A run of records

** start **

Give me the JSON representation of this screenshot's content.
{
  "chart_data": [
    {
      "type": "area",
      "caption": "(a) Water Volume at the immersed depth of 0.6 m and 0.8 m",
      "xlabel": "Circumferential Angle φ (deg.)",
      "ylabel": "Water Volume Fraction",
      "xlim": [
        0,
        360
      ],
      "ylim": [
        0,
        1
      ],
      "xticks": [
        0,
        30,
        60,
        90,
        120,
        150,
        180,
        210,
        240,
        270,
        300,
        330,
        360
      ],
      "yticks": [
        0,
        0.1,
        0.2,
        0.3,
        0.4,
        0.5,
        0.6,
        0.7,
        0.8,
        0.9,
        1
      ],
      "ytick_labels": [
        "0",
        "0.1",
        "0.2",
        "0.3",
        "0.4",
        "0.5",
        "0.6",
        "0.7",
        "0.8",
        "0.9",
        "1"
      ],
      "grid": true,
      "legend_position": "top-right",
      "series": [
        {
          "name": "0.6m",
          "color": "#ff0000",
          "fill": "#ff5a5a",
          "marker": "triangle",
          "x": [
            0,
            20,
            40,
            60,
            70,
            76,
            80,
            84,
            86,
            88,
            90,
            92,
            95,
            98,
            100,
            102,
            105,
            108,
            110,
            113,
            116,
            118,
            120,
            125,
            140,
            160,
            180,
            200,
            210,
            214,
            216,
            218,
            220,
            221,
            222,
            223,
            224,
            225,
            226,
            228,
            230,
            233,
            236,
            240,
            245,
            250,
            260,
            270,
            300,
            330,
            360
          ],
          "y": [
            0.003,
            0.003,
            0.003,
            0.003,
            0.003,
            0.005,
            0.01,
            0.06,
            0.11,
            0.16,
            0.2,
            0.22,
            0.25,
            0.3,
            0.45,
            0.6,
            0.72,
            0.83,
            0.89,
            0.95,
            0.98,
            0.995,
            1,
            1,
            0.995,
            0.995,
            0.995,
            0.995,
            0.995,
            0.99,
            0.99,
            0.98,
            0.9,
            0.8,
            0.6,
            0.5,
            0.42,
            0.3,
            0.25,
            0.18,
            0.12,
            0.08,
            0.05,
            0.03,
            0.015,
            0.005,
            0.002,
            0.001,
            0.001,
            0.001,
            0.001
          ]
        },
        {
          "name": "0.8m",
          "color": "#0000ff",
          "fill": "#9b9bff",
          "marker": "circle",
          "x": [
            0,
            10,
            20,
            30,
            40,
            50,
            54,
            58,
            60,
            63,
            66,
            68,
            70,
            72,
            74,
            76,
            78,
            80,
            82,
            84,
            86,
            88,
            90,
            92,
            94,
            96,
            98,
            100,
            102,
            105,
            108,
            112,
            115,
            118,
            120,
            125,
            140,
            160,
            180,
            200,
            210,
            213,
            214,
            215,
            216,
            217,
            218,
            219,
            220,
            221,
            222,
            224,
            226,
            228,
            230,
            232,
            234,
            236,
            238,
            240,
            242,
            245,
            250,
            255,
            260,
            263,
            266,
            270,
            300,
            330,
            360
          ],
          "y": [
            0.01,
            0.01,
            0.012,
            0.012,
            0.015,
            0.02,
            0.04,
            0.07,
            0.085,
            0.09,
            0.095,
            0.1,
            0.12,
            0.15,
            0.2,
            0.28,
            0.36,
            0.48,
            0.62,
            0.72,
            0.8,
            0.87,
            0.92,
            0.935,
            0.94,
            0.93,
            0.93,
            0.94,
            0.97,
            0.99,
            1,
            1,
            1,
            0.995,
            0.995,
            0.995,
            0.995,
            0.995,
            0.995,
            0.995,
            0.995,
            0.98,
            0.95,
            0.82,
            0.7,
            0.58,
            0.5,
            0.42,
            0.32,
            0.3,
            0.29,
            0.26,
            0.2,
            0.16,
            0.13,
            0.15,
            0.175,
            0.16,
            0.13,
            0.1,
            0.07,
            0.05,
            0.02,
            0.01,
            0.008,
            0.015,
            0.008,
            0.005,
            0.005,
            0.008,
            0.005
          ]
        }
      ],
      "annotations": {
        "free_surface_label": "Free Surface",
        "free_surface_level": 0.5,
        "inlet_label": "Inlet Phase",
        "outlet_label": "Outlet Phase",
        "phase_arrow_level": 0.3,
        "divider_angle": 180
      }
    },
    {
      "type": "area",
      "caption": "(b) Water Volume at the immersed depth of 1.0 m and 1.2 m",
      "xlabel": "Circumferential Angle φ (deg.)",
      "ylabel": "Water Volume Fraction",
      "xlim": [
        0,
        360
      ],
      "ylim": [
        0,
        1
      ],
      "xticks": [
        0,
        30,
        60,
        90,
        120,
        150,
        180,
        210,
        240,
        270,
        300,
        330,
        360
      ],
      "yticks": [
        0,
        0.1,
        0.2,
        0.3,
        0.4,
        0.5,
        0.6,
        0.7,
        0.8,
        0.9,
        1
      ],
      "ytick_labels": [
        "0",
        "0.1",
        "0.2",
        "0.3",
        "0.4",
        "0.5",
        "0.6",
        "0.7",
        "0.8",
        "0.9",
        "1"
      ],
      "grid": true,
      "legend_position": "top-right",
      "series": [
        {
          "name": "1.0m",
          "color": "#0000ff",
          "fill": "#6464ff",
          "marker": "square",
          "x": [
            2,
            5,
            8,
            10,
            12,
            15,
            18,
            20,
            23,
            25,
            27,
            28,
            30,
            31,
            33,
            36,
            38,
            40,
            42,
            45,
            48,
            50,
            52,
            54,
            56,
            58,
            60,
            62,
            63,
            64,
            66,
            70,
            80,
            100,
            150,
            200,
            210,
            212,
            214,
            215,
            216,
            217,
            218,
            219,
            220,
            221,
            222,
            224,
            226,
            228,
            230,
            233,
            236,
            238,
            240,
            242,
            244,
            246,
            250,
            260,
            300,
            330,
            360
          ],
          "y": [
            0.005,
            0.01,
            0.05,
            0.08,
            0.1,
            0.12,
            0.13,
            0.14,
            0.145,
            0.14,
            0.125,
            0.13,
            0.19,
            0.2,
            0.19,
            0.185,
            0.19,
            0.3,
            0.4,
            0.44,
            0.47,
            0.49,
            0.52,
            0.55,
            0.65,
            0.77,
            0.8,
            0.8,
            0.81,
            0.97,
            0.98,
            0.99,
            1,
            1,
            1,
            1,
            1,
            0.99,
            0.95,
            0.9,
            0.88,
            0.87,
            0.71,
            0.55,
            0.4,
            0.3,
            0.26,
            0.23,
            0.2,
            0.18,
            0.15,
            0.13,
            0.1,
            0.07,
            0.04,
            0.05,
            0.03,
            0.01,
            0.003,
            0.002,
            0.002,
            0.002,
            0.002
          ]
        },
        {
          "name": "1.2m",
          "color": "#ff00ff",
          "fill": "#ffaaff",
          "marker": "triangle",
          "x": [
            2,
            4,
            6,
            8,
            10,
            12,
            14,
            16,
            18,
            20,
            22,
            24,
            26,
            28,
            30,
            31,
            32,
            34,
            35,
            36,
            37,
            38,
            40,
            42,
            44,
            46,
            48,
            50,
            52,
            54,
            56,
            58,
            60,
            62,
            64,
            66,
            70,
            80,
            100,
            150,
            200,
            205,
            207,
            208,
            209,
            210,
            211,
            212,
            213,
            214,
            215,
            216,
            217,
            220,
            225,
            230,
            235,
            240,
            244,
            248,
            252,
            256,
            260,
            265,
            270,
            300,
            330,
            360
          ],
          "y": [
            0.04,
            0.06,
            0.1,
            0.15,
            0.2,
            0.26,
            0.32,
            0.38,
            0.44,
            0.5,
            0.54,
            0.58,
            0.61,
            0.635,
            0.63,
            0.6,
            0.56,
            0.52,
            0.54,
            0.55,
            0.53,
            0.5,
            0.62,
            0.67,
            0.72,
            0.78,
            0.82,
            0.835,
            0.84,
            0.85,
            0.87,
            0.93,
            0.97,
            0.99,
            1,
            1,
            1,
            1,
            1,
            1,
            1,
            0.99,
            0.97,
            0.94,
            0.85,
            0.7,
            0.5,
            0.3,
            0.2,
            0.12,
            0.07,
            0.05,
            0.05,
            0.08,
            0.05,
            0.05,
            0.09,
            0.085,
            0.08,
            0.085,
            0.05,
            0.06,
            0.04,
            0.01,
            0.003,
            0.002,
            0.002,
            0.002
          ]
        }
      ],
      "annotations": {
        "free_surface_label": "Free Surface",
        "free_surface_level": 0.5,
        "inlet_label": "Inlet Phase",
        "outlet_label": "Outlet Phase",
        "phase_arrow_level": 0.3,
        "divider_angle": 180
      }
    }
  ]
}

** end **

Exercise instructions ▸
Using the listing above, state the number of lines that hold "fill", with no other text.

The output ▸
4